__OBJECTIVE__: Select the lines that hold the word "ECMWF" and copy each one.

__MATERIAL PROVIDED__:
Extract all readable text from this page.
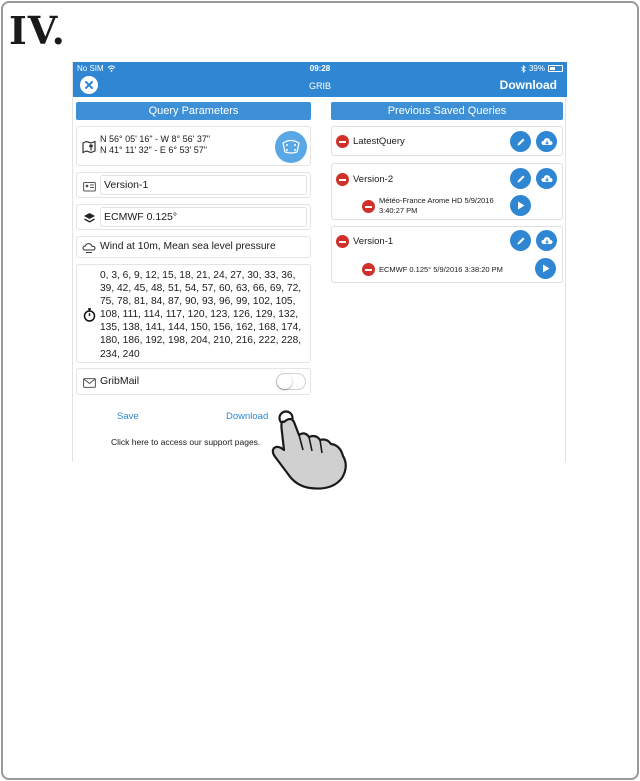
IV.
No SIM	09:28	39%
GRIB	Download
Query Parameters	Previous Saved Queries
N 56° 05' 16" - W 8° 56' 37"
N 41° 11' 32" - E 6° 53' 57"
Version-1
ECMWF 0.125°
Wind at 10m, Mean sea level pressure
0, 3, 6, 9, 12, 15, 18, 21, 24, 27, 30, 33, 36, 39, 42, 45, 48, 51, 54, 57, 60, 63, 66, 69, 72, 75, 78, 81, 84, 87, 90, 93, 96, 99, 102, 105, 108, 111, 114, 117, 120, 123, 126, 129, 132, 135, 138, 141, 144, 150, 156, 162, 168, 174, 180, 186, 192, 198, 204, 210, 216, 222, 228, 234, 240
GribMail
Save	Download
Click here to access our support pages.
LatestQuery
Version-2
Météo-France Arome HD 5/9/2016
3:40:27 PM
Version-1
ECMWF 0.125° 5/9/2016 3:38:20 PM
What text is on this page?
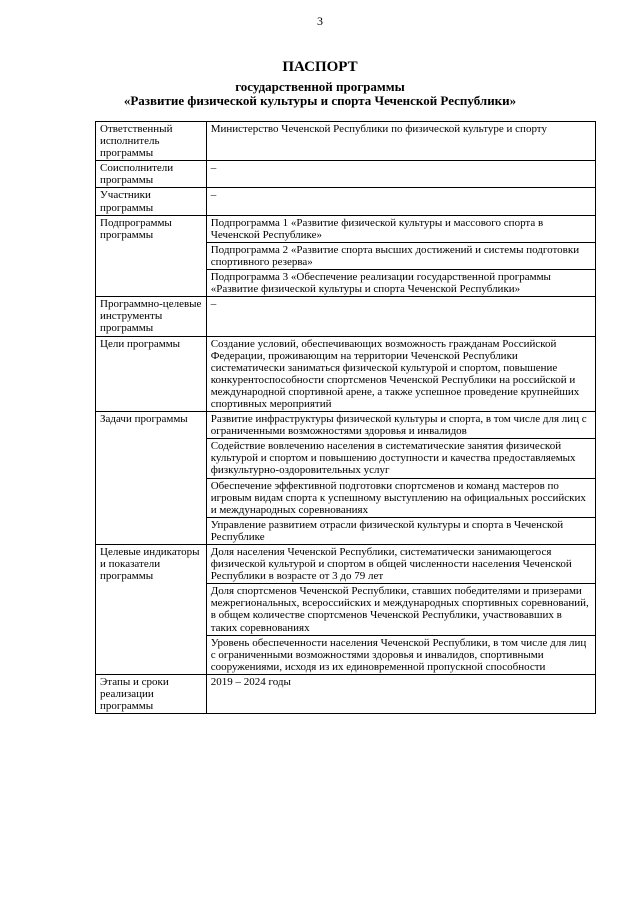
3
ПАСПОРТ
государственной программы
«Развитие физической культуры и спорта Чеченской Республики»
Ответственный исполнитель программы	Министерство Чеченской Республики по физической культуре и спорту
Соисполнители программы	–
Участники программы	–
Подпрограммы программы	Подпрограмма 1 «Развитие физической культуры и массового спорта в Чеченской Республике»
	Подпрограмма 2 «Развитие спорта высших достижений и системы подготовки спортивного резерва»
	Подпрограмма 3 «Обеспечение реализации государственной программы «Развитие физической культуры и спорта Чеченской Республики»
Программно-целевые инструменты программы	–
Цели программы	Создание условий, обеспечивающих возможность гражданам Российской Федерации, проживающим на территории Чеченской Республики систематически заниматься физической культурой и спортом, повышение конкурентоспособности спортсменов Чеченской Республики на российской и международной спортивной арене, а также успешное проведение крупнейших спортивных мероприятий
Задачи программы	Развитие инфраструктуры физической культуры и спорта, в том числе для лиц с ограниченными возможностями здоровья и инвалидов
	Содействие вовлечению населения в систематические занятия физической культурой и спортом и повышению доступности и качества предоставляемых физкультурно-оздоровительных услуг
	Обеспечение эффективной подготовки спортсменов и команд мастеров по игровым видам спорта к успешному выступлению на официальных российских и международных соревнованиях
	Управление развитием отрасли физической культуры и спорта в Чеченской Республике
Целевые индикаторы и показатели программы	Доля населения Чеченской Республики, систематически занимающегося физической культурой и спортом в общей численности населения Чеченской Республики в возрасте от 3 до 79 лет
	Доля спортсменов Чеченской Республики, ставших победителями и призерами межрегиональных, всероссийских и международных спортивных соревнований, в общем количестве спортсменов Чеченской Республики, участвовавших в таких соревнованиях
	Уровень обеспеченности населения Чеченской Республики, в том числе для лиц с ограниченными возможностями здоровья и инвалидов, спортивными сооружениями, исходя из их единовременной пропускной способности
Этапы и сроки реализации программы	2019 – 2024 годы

__THE RESPONSE__:
ECMWF 0.125°
ECMWF 0.125° 5/9/2016 3:38:20 PM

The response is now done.